WORK INSTRUCTION - Restate every record exactly as it is written, while omitting the pictures it holds.

• • • •

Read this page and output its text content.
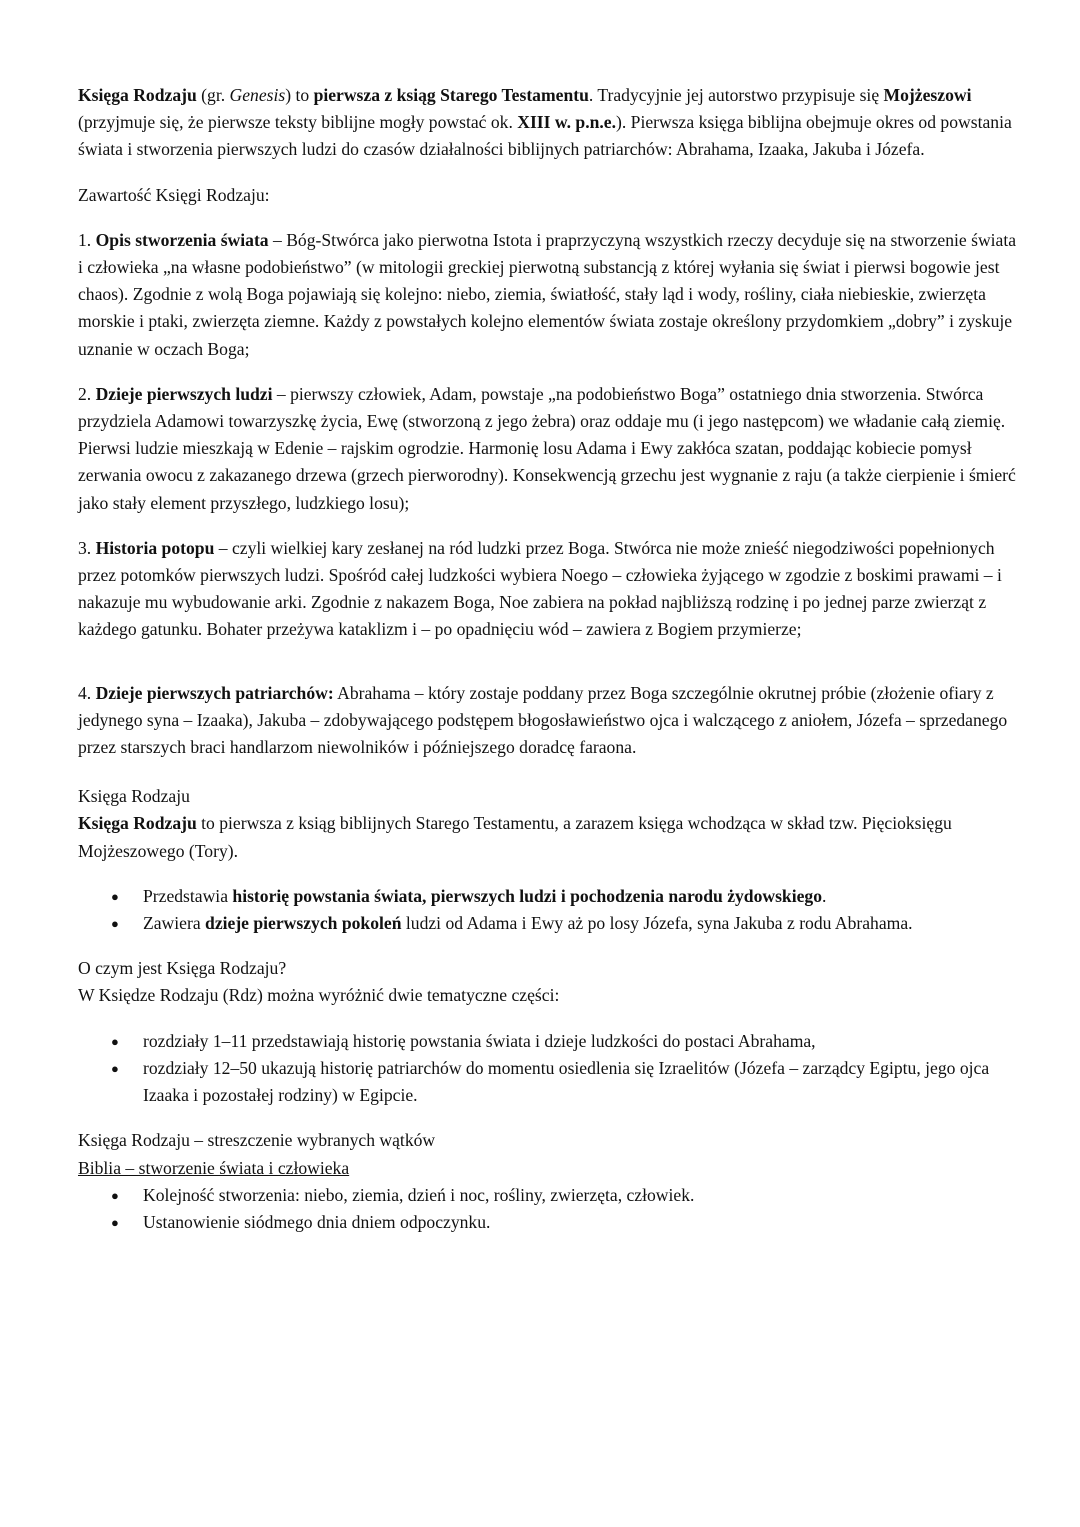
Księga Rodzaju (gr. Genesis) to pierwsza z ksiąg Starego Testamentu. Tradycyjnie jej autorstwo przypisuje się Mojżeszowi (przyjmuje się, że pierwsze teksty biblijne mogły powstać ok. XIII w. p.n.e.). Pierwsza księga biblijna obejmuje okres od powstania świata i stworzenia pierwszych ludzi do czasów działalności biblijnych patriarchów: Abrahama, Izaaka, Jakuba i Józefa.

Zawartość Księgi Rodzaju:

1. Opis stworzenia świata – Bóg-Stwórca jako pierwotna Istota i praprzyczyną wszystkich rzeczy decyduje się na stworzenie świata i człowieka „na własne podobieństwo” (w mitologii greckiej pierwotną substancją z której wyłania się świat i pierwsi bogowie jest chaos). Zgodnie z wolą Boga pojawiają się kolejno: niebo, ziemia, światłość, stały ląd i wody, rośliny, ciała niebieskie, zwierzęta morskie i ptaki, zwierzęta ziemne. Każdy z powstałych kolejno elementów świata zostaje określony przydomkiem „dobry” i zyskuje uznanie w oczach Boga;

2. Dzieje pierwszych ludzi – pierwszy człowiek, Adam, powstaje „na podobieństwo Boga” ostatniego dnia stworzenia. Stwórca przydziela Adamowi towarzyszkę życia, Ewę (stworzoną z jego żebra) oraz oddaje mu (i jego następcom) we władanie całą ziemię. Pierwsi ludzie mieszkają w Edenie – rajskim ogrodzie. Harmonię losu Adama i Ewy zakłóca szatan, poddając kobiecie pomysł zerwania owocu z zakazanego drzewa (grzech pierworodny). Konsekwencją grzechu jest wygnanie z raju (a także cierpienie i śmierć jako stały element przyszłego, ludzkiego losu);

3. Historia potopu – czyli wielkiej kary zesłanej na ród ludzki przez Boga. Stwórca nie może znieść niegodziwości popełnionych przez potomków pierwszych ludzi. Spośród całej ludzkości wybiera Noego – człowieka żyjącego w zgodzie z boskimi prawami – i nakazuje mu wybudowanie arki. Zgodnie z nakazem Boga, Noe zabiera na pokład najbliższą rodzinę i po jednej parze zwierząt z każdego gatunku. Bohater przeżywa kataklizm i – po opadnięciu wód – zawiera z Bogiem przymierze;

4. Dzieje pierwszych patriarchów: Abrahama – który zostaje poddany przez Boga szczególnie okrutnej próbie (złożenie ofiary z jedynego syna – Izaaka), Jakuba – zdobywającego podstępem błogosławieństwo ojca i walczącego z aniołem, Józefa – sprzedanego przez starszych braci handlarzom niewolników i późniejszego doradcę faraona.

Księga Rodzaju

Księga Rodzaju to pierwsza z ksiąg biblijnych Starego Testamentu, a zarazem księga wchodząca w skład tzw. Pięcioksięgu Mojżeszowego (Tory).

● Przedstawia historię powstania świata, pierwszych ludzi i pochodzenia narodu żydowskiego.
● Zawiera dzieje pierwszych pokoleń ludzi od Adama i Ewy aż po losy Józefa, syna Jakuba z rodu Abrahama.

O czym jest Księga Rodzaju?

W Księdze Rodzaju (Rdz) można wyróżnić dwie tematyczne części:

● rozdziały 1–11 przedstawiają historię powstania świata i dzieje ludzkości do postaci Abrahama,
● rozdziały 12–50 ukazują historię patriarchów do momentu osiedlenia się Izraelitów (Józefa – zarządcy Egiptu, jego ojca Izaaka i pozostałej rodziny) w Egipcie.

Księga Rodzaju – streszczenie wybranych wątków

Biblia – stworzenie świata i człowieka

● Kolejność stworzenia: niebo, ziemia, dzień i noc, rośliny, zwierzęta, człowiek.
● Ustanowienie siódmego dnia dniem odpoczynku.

• • • •

WRITTEN SOLUTION -
Read this page and output its text content.
Księga Rodzaju (gr. Genesis) to pierwsza z ksiąg Starego Testamentu. Tradycyjnie jej autorstwo przypisuje się Mojżeszowi (przyjmuje się, że pierwsze teksty biblijne mogły powstać ok. XIII w. p.n.e.). Pierwsza księga biblijna obejmuje okres od powstania świata i stworzenia pierwszych ludzi do czasów działalności biblijnych patriarchów: Abrahama, Izaaka, Jakuba i Józefa.

Zawartość Księgi Rodzaju:

1. Opis stworzenia świata – Bóg-Stwórca jako pierwotna Istota i praprzyczyną wszystkich rzeczy decyduje się na stworzenie świata i człowieka „na własne podobieństwo” (w mitologii greckiej pierwotną substancją z której wyłania się świat i pierwsi bogowie jest chaos). Zgodnie z wolą Boga pojawiają się kolejno: niebo, ziemia, światłość, stały ląd i wody, rośliny, ciała niebieskie, zwierzęta morskie i ptaki, zwierzęta ziemne. Każdy z powstałych kolejno elementów świata zostaje określony przydomkiem „dobry” i zyskuje uznanie w oczach Boga;

2. Dzieje pierwszych ludzi – pierwszy człowiek, Adam, powstaje „na podobieństwo Boga” ostatniego dnia stworzenia. Stwórca przydziela Adamowi towarzyszkę życia, Ewę (stworzoną z jego żebra) oraz oddaje mu (i jego następcom) we władanie całą ziemię. Pierwsi ludzie mieszkają w Edenie – rajskim ogrodzie. Harmonię losu Adama i Ewy zakłóca szatan, poddając kobiecie pomysł zerwania owocu z zakazanego drzewa (grzech pierworodny). Konsekwencją grzechu jest wygnanie z raju (a także cierpienie i śmierć jako stały element przyszłego, ludzkiego losu);

3. Historia potopu – czyli wielkiej kary zesłanej na ród ludzki przez Boga. Stwórca nie może znieść niegodziwości popełnionych przez potomków pierwszych ludzi. Spośród całej ludzkości wybiera Noego – człowieka żyjącego w zgodzie z boskimi prawami – i nakazuje mu wybudowanie arki. Zgodnie z nakazem Boga, Noe zabiera na pokład najbliższą rodzinę i po jednej parze zwierząt z każdego gatunku. Bohater przeżywa kataklizm i – po opadnięciu wód – zawiera z Bogiem przymierze;

4. Dzieje pierwszych patriarchów: Abrahama – który zostaje poddany przez Boga szczególnie okrutnej próbie (złożenie ofiary z jedynego syna – Izaaka), Jakuba – zdobywającego podstępem błogosławieństwo ojca i walczącego z aniołem, Józefa – sprzedanego przez starszych braci handlarzom niewolników i późniejszego doradcę faraona.

Księga Rodzaju

Księga Rodzaju to pierwsza z ksiąg biblijnych Starego Testamentu, a zarazem księga wchodząca w skład tzw. Pięcioksięgu Mojżeszowego (Tory).

● Przedstawia historię powstania świata, pierwszych ludzi i pochodzenia narodu żydowskiego.
● Zawiera dzieje pierwszych pokoleń ludzi od Adama i Ewy aż po losy Józefa, syna Jakuba z rodu Abrahama.

O czym jest Księga Rodzaju?

W Księdze Rodzaju (Rdz) można wyróżnić dwie tematyczne części:

● rozdziały 1–11 przedstawiają historię powstania świata i dzieje ludzkości do postaci Abrahama,
● rozdziały 12–50 ukazują historię patriarchów do momentu osiedlenia się Izraelitów (Józefa – zarządcy Egiptu, jego ojca Izaaka i pozostałej rodziny) w Egipcie.

Księga Rodzaju – streszczenie wybranych wątków

Biblia – stworzenie świata i człowieka

● Kolejność stworzenia: niebo, ziemia, dzień i noc, rośliny, zwierzęta, człowiek.
● Ustanowienie siódmego dnia dniem odpoczynku.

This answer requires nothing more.